| Exercise objective |
Write out the whole listing again, exactly.

(Items from a dataset)
■ ■ ■ ■ ■

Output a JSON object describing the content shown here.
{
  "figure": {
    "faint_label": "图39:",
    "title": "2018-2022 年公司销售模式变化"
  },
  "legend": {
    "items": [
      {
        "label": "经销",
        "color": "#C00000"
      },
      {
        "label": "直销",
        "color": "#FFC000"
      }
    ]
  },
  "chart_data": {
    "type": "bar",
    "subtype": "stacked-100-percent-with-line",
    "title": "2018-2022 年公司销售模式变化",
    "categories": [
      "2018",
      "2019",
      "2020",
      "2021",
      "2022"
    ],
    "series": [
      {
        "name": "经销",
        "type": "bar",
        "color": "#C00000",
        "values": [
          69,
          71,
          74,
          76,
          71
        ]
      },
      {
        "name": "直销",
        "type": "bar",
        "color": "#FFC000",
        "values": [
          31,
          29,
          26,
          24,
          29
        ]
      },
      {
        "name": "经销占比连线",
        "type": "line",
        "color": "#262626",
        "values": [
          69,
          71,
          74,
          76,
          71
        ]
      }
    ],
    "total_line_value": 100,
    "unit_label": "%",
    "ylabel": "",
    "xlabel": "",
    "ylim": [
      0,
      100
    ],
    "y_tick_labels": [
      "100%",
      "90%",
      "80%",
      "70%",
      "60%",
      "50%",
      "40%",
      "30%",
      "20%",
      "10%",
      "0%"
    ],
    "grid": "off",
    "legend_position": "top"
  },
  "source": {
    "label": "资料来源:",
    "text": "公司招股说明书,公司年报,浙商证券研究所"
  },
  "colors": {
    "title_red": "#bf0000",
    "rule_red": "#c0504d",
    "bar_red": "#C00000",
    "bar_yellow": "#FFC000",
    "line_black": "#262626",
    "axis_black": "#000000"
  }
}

■ ■ ■ ■ ■

| Exercise solution |
Output a JSON object describing the content shown here.
{
  "figure": {
    "faint_label": "图39:",
    "title": "2018-2022 年公司销售模式变化"
  },
  "legend": {
    "items": [
      {
        "label": "经销",
        "color": "#C00000"
      },
      {
        "label": "直销",
        "color": "#FFC000"
      }
    ]
  },
  "chart_data": {
    "type": "bar",
    "subtype": "stacked-100-percent-with-line",
    "title": "2018-2022 年公司销售模式变化",
    "categories": [
      "2018",
      "2019",
      "2020",
      "2021",
      "2022"
    ],
    "series": [
      {
        "name": "经销",
        "type": "bar",
        "color": "#C00000",
        "values": [
          69,
          71,
          74,
          76,
          71
        ]
      },
      {
        "name": "直销",
        "type": "bar",
        "color": "#FFC000",
        "values": [
          31,
          29,
          26,
          24,
          29
        ]
      },
      {
        "name": "经销占比连线",
        "type": "line",
        "color": "#262626",
        "values": [
          69,
          71,
          74,
          76,
          71
        ]
      }
    ],
    "total_line_value": 100,
    "unit_label": "%",
    "ylabel": "",
    "xlabel": "",
    "ylim": [
      0,
      100
    ],
    "y_tick_labels": [
      "100%",
      "90%",
      "80%",
      "70%",
      "60%",
      "50%",
      "40%",
      "30%",
      "20%",
      "10%",
      "0%"
    ],
    "grid": "off",
    "legend_position": "top"
  },
  "source": {
    "label": "资料来源:",
    "text": "公司招股说明书,公司年报,浙商证券研究所"
  },
  "colors": {
    "title_red": "#bf0000",
    "rule_red": "#c0504d",
    "bar_red": "#C00000",
    "bar_yellow": "#FFC000",
    "line_black": "#262626",
    "axis_black": "#000000"
  }
}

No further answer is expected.